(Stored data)
+---+
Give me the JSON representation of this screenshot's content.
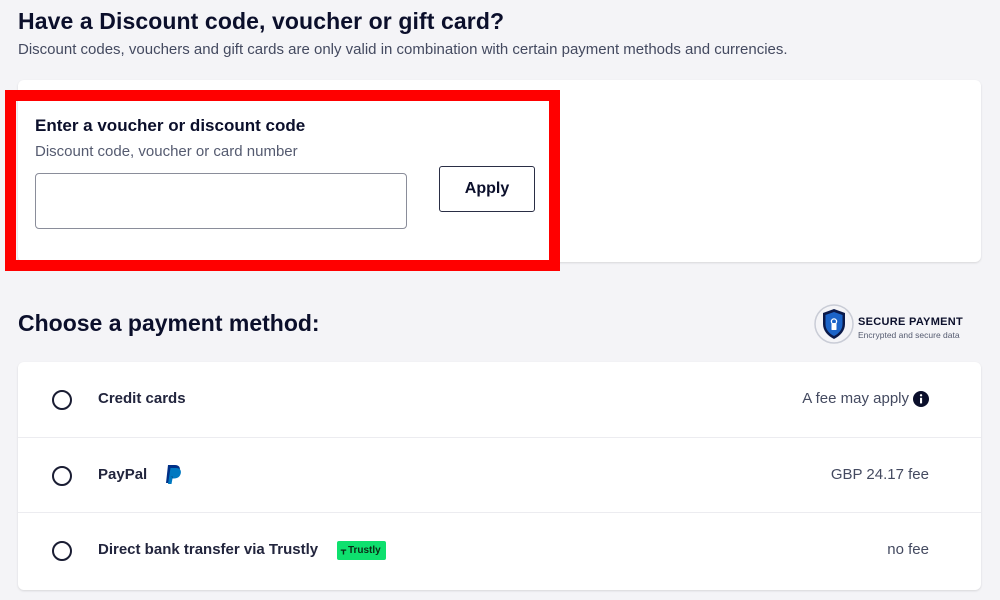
{
  "discount": {
    "title": "Have a Discount code, voucher or gift card?",
    "subtitle": "Discount codes, vouchers and gift cards are only valid in combination with certain payment methods and currencies.",
    "voucher_label": "Enter a voucher or discount code",
    "voucher_hint": "Discount code, voucher or card number",
    "input_value": "",
    "apply_label": "Apply"
  },
  "payment": {
    "title": "Choose a payment method:",
    "secure_badge": {
      "label": "SECURE PAYMENT",
      "sublabel": "Encrypted and secure data",
      "icon": "shield-lock-icon"
    },
    "methods": [
      {
        "name": "Credit cards",
        "fee": "A fee may apply",
        "icon": "info-icon"
      },
      {
        "name": "PayPal",
        "fee": "GBP 24.17 fee",
        "icon": "paypal-icon"
      },
      {
        "name": "Direct bank transfer via Trustly",
        "fee": "no fee",
        "badge": "Trustly",
        "icon": "trustly-logo-icon"
      }
    ]
  },
  "colors": {
    "highlight": "#ff0000",
    "text_dark": "#0b0f2b",
    "background": "#f4f4f7",
    "trustly_green": "#0ee06e",
    "paypal_blue": "#003087"
  }
}
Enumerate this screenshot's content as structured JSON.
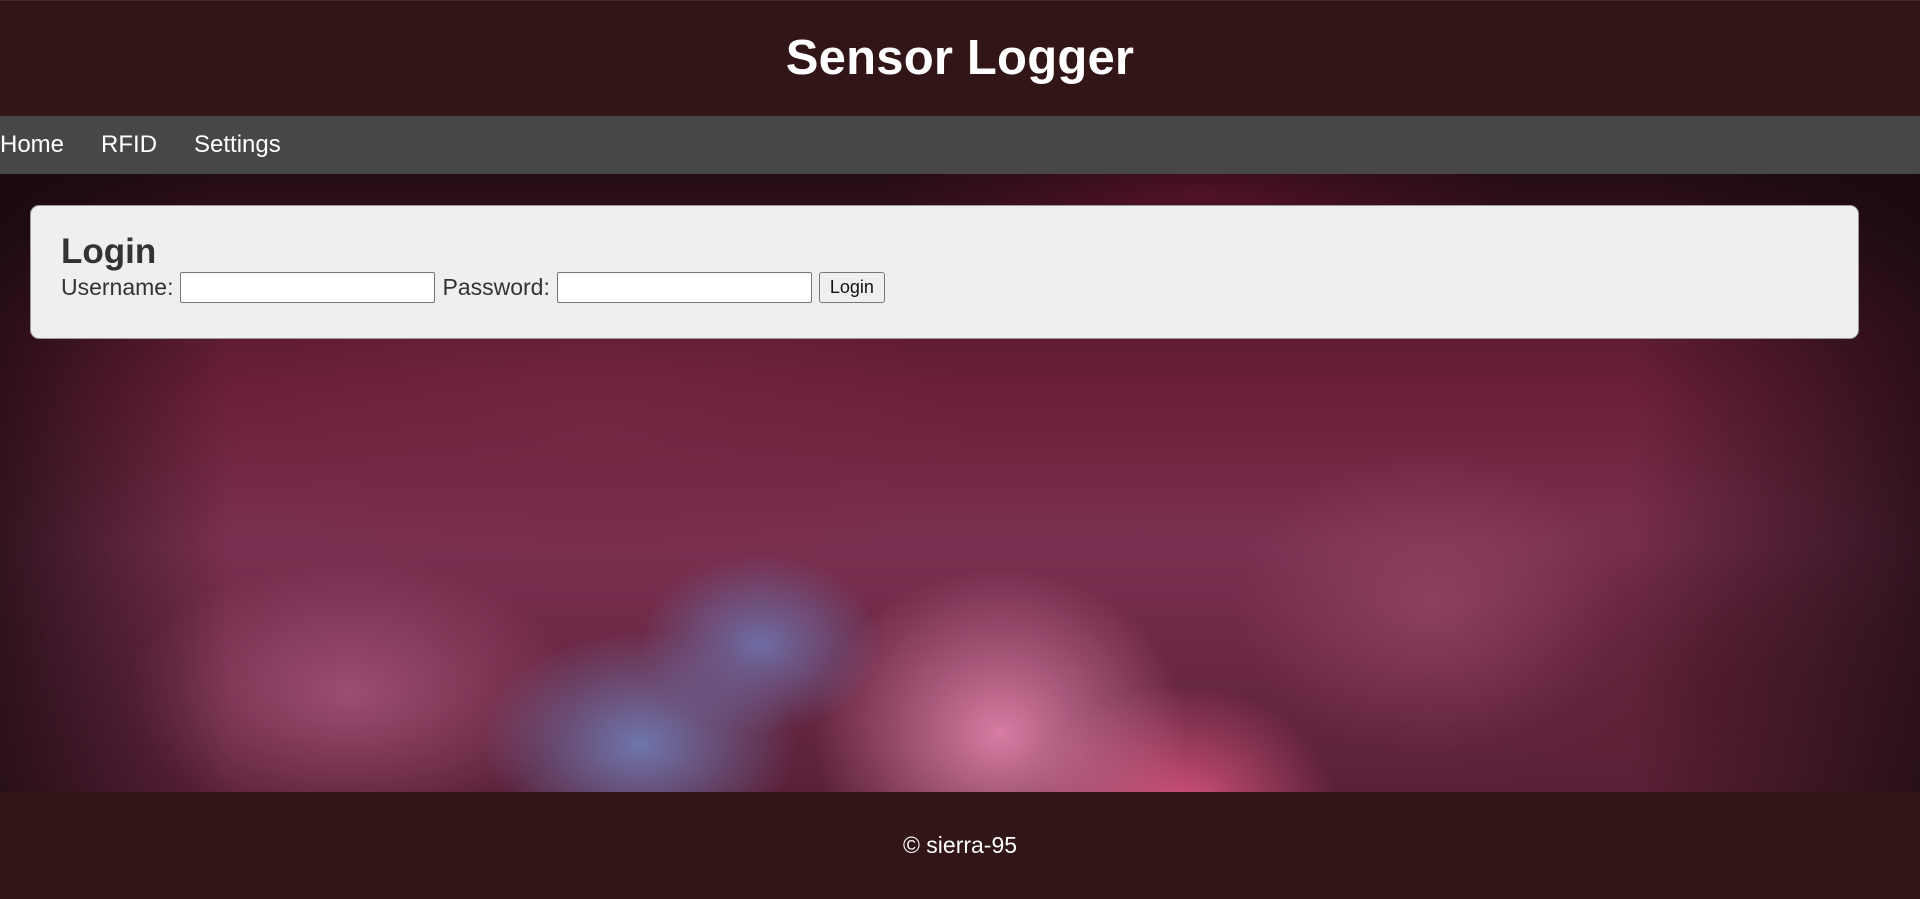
{
  "header": {
    "title": "Sensor Logger"
  },
  "nav": {
    "items": [
      {
        "label": "Home"
      },
      {
        "label": "RFID"
      },
      {
        "label": "Settings"
      }
    ]
  },
  "login": {
    "title": "Login",
    "username_label": "Username:",
    "username_value": "",
    "password_label": "Password:",
    "password_value": "",
    "submit_label": "Login"
  },
  "footer": {
    "text": "© sierra-95"
  },
  "colors": {
    "header_bg": "#311517",
    "nav_bg": "#474747",
    "card_bg": "#efefef",
    "footer_bg": "#311517"
  }
}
+---+
* **EXERCISE BRIEF**: Your task is an exact transcription of all the data, minus the pictures.

* **RESULT FOR THIS TASK**:
Give me the JSON representation of this screenshot's content.
{
  "discount": {
    "title": "Have a Discount code, voucher or gift card?",
    "subtitle": "Discount codes, vouchers and gift cards are only valid in combination with certain payment methods and currencies.",
    "voucher_label": "Enter a voucher or discount code",
    "voucher_hint": "Discount code, voucher or card number",
    "input_value": "",
    "apply_label": "Apply"
  },
  "payment": {
    "title": "Choose a payment method:",
    "secure_badge": {
      "label": "SECURE PAYMENT",
      "sublabel": "Encrypted and secure data",
      "icon": "shield-lock-icon"
    },
    "methods": [
      {
        "name": "Credit cards",
        "fee": "A fee may apply",
        "icon": "info-icon"
      },
      {
        "name": "PayPal",
        "fee": "GBP 24.17 fee",
        "icon": "paypal-icon"
      },
      {
        "name": "Direct bank transfer via Trustly",
        "fee": "no fee",
        "badge": "Trustly",
        "icon": "trustly-logo-icon"
      }
    ]
  },
  "colors": {
    "highlight": "#ff0000",
    "text_dark": "#0b0f2b",
    "background": "#f4f4f7",
    "trustly_green": "#0ee06e",
    "paypal_blue": "#003087"
  }
}
Enumerate this screenshot's content as structured JSON.
{
  "header": {
    "title": "Sensor Logger"
  },
  "nav": {
    "items": [
      {
        "label": "Home"
      },
      {
        "label": "RFID"
      },
      {
        "label": "Settings"
      }
    ]
  },
  "login": {
    "title": "Login",
    "username_label": "Username:",
    "username_value": "",
    "password_label": "Password:",
    "password_value": "",
    "submit_label": "Login"
  },
  "footer": {
    "text": "© sierra-95"
  },
  "colors": {
    "header_bg": "#311517",
    "nav_bg": "#474747",
    "card_bg": "#efefef",
    "footer_bg": "#311517"
  }
}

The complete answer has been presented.